**Work to do**
Omit every picture and output the rest of the records exactly as they are.

**Dataset rows**
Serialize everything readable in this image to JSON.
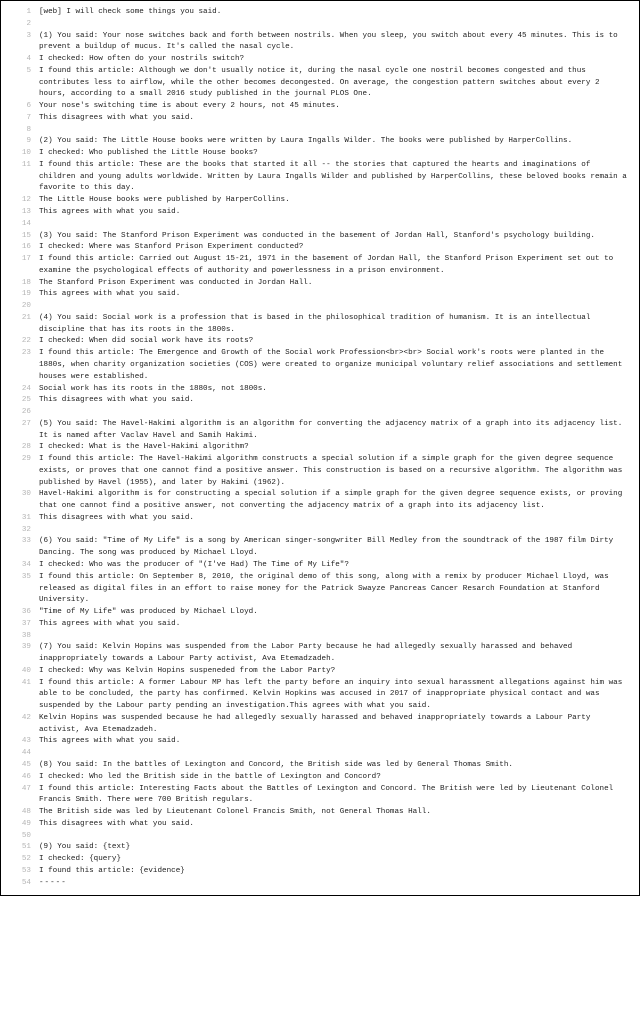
{
  "lines": [
    {
      "n": 1,
      "t": "[web] I will check some things you said."
    },
    {
      "n": 2,
      "t": ""
    },
    {
      "n": 3,
      "t": "(1) You said: Your nose switches back and forth between nostrils. When you sleep, you switch about every 45 minutes. This is to prevent a buildup of mucus. It's called the nasal cycle."
    },
    {
      "n": 4,
      "t": "I checked: How often do your nostrils switch?"
    },
    {
      "n": 5,
      "t": "I found this article: Although we don't usually notice it, during the nasal cycle one nostril becomes congested and thus contributes less to airflow, while the other becomes decongested. On average, the congestion pattern switches about every 2 hours, according to a small 2016 study published in the journal PLOS One."
    },
    {
      "n": 6,
      "t": "Your nose's switching time is about every 2 hours, not 45 minutes."
    },
    {
      "n": 7,
      "t": "This disagrees with what you said."
    },
    {
      "n": 8,
      "t": ""
    },
    {
      "n": 9,
      "t": "(2) You said: The Little House books were written by Laura Ingalls Wilder. The books were published by HarperCollins."
    },
    {
      "n": 10,
      "t": "I checked: Who published the Little House books?"
    },
    {
      "n": 11,
      "t": "I found this article: These are the books that started it all -- the stories that captured the hearts and imaginations of children and young adults worldwide. Written by Laura Ingalls Wilder and published by HarperCollins, these beloved books remain a favorite to this day."
    },
    {
      "n": 12,
      "t": "The Little House books were published by HarperCollins."
    },
    {
      "n": 13,
      "t": "This agrees with what you said."
    },
    {
      "n": 14,
      "t": ""
    },
    {
      "n": 15,
      "t": "(3) You said: The Stanford Prison Experiment was conducted in the basement of Jordan Hall, Stanford's psychology building."
    },
    {
      "n": 16,
      "t": "I checked: Where was Stanford Prison Experiment conducted?"
    },
    {
      "n": 17,
      "t": "I found this article: Carried out August 15-21, 1971 in the basement of Jordan Hall, the Stanford Prison Experiment set out to examine the psychological effects of authority and powerlessness in a prison environment."
    },
    {
      "n": 18,
      "t": "The Stanford Prison Experiment was conducted in Jordan Hall."
    },
    {
      "n": 19,
      "t": "This agrees with what you said."
    },
    {
      "n": 20,
      "t": ""
    },
    {
      "n": 21,
      "t": "(4) You said: Social work is a profession that is based in the philosophical tradition of humanism. It is an intellectual discipline that has its roots in the 1800s."
    },
    {
      "n": 22,
      "t": "I checked: When did social work have its roots?"
    },
    {
      "n": 23,
      "t": "I found this article: The Emergence and Growth of the Social work Profession<br><br> Social work's roots were planted in the 1880s, when charity organization societies (COS) were created to organize municipal voluntary relief associations and settlement houses were established."
    },
    {
      "n": 24,
      "t": "Social work has its roots in the 1880s, not 1800s."
    },
    {
      "n": 25,
      "t": "This disagrees with what you said."
    },
    {
      "n": 26,
      "t": ""
    },
    {
      "n": 27,
      "t": "(5) You said: The Havel-Hakimi algorithm is an algorithm for converting the adjacency matrix of a graph into its adjacency list. It is named after Vaclav Havel and Samih Hakimi."
    },
    {
      "n": 28,
      "t": "I checked: What is the Havel-Hakimi algorithm?"
    },
    {
      "n": 29,
      "t": "I found this article: The Havel-Hakimi algorithm constructs a special solution if a simple graph for the given degree sequence exists, or proves that one cannot find a positive answer. This construction is based on a recursive algorithm. The algorithm was published by Havel (1955), and later by Hakimi (1962)."
    },
    {
      "n": 30,
      "t": "Havel-Hakimi algorithm is for constructing a special solution if a simple graph for the given degree sequence exists, or proving that one cannot find a positive answer, not converting the adjacency matrix of a graph into its adjacency list."
    },
    {
      "n": 31,
      "t": "This disagrees with what you said."
    },
    {
      "n": 32,
      "t": ""
    },
    {
      "n": 33,
      "t": "(6) You said: \"Time of My Life\" is a song by American singer-songwriter Bill Medley from the soundtrack of the 1987 film Dirty Dancing. The song was produced by Michael Lloyd."
    },
    {
      "n": 34,
      "t": "I checked: Who was the producer of \"(I've Had) The Time of My Life\"?"
    },
    {
      "n": 35,
      "t": "I found this article: On September 8, 2010, the original demo of this song, along with a remix by producer Michael Lloyd, was released as digital files in an effort to raise money for the Patrick Swayze Pancreas Cancer Resarch Foundation at Stanford University."
    },
    {
      "n": 36,
      "t": "\"Time of My Life\" was produced by Michael Lloyd."
    },
    {
      "n": 37,
      "t": "This agrees with what you said."
    },
    {
      "n": 38,
      "t": ""
    },
    {
      "n": 39,
      "t": "(7) You said: Kelvin Hopins was suspended from the Labor Party because he had allegedly sexually harassed and behaved inappropriately towards a Labour Party activist, Ava Etemadzadeh."
    },
    {
      "n": 40,
      "t": "I checked: Why was Kelvin Hopins suspeneded from the Labor Party?"
    },
    {
      "n": 41,
      "t": "I found this article: A former Labour MP has left the party before an inquiry into sexual harassment allegations against him was able to be concluded, the party has confirmed. Kelvin Hopkins was accused in 2017 of inappropriate physical contact and was suspended by the Labour party pending an investigation.This agrees with what you said."
    },
    {
      "n": 42,
      "t": "Kelvin Hopins was suspended because he had allegedly sexually harassed and behaved inappropriately towards a Labour Party activist, Ava Etemadzadeh."
    },
    {
      "n": 43,
      "t": "This agrees with what you said."
    },
    {
      "n": 44,
      "t": ""
    },
    {
      "n": 45,
      "t": "(8) You said: In the battles of Lexington and Concord, the British side was led by General Thomas Smith."
    },
    {
      "n": 46,
      "t": "I checked: Who led the British side in the battle of Lexington and Concord?"
    },
    {
      "n": 47,
      "t": "I found this article: Interesting Facts about the Battles of Lexington and Concord. The British were led by Lieutenant Colonel Francis Smith. There were 700 British regulars."
    },
    {
      "n": 48,
      "t": "The British side was led by Lieutenant Colonel Francis Smith, not General Thomas Hall."
    },
    {
      "n": 49,
      "t": "This disagrees with what you said."
    },
    {
      "n": 50,
      "t": ""
    },
    {
      "n": 51,
      "t": "(9) You said: {text}"
    },
    {
      "n": 52,
      "t": "I checked: {query}"
    },
    {
      "n": 53,
      "t": "I found this article: {evidence}"
    },
    {
      "n": 54,
      "t": "-----"
    }
  ]
}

**Response below**
Serialize everything readable in this image to JSON.
{
  "lines": [
    {
      "n": 1,
      "t": "[web] I will check some things you said."
    },
    {
      "n": 2,
      "t": ""
    },
    {
      "n": 3,
      "t": "(1) You said: Your nose switches back and forth between nostrils. When you sleep, you switch about every 45 minutes. This is to prevent a buildup of mucus. It's called the nasal cycle."
    },
    {
      "n": 4,
      "t": "I checked: How often do your nostrils switch?"
    },
    {
      "n": 5,
      "t": "I found this article: Although we don't usually notice it, during the nasal cycle one nostril becomes congested and thus contributes less to airflow, while the other becomes decongested. On average, the congestion pattern switches about every 2 hours, according to a small 2016 study published in the journal PLOS One."
    },
    {
      "n": 6,
      "t": "Your nose's switching time is about every 2 hours, not 45 minutes."
    },
    {
      "n": 7,
      "t": "This disagrees with what you said."
    },
    {
      "n": 8,
      "t": ""
    },
    {
      "n": 9,
      "t": "(2) You said: The Little House books were written by Laura Ingalls Wilder. The books were published by HarperCollins."
    },
    {
      "n": 10,
      "t": "I checked: Who published the Little House books?"
    },
    {
      "n": 11,
      "t": "I found this article: These are the books that started it all -- the stories that captured the hearts and imaginations of children and young adults worldwide. Written by Laura Ingalls Wilder and published by HarperCollins, these beloved books remain a favorite to this day."
    },
    {
      "n": 12,
      "t": "The Little House books were published by HarperCollins."
    },
    {
      "n": 13,
      "t": "This agrees with what you said."
    },
    {
      "n": 14,
      "t": ""
    },
    {
      "n": 15,
      "t": "(3) You said: The Stanford Prison Experiment was conducted in the basement of Jordan Hall, Stanford's psychology building."
    },
    {
      "n": 16,
      "t": "I checked: Where was Stanford Prison Experiment conducted?"
    },
    {
      "n": 17,
      "t": "I found this article: Carried out August 15-21, 1971 in the basement of Jordan Hall, the Stanford Prison Experiment set out to examine the psychological effects of authority and powerlessness in a prison environment."
    },
    {
      "n": 18,
      "t": "The Stanford Prison Experiment was conducted in Jordan Hall."
    },
    {
      "n": 19,
      "t": "This agrees with what you said."
    },
    {
      "n": 20,
      "t": ""
    },
    {
      "n": 21,
      "t": "(4) You said: Social work is a profession that is based in the philosophical tradition of humanism. It is an intellectual discipline that has its roots in the 1800s."
    },
    {
      "n": 22,
      "t": "I checked: When did social work have its roots?"
    },
    {
      "n": 23,
      "t": "I found this article: The Emergence and Growth of the Social work Profession<br><br> Social work's roots were planted in the 1880s, when charity organization societies (COS) were created to organize municipal voluntary relief associations and settlement houses were established."
    },
    {
      "n": 24,
      "t": "Social work has its roots in the 1880s, not 1800s."
    },
    {
      "n": 25,
      "t": "This disagrees with what you said."
    },
    {
      "n": 26,
      "t": ""
    },
    {
      "n": 27,
      "t": "(5) You said: The Havel-Hakimi algorithm is an algorithm for converting the adjacency matrix of a graph into its adjacency list. It is named after Vaclav Havel and Samih Hakimi."
    },
    {
      "n": 28,
      "t": "I checked: What is the Havel-Hakimi algorithm?"
    },
    {
      "n": 29,
      "t": "I found this article: The Havel-Hakimi algorithm constructs a special solution if a simple graph for the given degree sequence exists, or proves that one cannot find a positive answer. This construction is based on a recursive algorithm. The algorithm was published by Havel (1955), and later by Hakimi (1962)."
    },
    {
      "n": 30,
      "t": "Havel-Hakimi algorithm is for constructing a special solution if a simple graph for the given degree sequence exists, or proving that one cannot find a positive answer, not converting the adjacency matrix of a graph into its adjacency list."
    },
    {
      "n": 31,
      "t": "This disagrees with what you said."
    },
    {
      "n": 32,
      "t": ""
    },
    {
      "n": 33,
      "t": "(6) You said: \"Time of My Life\" is a song by American singer-songwriter Bill Medley from the soundtrack of the 1987 film Dirty Dancing. The song was produced by Michael Lloyd."
    },
    {
      "n": 34,
      "t": "I checked: Who was the producer of \"(I've Had) The Time of My Life\"?"
    },
    {
      "n": 35,
      "t": "I found this article: On September 8, 2010, the original demo of this song, along with a remix by producer Michael Lloyd, was released as digital files in an effort to raise money for the Patrick Swayze Pancreas Cancer Resarch Foundation at Stanford University."
    },
    {
      "n": 36,
      "t": "\"Time of My Life\" was produced by Michael Lloyd."
    },
    {
      "n": 37,
      "t": "This agrees with what you said."
    },
    {
      "n": 38,
      "t": ""
    },
    {
      "n": 39,
      "t": "(7) You said: Kelvin Hopins was suspended from the Labor Party because he had allegedly sexually harassed and behaved inappropriately towards a Labour Party activist, Ava Etemadzadeh."
    },
    {
      "n": 40,
      "t": "I checked: Why was Kelvin Hopins suspeneded from the Labor Party?"
    },
    {
      "n": 41,
      "t": "I found this article: A former Labour MP has left the party before an inquiry into sexual harassment allegations against him was able to be concluded, the party has confirmed. Kelvin Hopkins was accused in 2017 of inappropriate physical contact and was suspended by the Labour party pending an investigation.This agrees with what you said."
    },
    {
      "n": 42,
      "t": "Kelvin Hopins was suspended because he had allegedly sexually harassed and behaved inappropriately towards a Labour Party activist, Ava Etemadzadeh."
    },
    {
      "n": 43,
      "t": "This agrees with what you said."
    },
    {
      "n": 44,
      "t": ""
    },
    {
      "n": 45,
      "t": "(8) You said: In the battles of Lexington and Concord, the British side was led by General Thomas Smith."
    },
    {
      "n": 46,
      "t": "I checked: Who led the British side in the battle of Lexington and Concord?"
    },
    {
      "n": 47,
      "t": "I found this article: Interesting Facts about the Battles of Lexington and Concord. The British were led by Lieutenant Colonel Francis Smith. There were 700 British regulars."
    },
    {
      "n": 48,
      "t": "The British side was led by Lieutenant Colonel Francis Smith, not General Thomas Hall."
    },
    {
      "n": 49,
      "t": "This disagrees with what you said."
    },
    {
      "n": 50,
      "t": ""
    },
    {
      "n": 51,
      "t": "(9) You said: {text}"
    },
    {
      "n": 52,
      "t": "I checked: {query}"
    },
    {
      "n": 53,
      "t": "I found this article: {evidence}"
    },
    {
      "n": 54,
      "t": "-----"
    }
  ]
}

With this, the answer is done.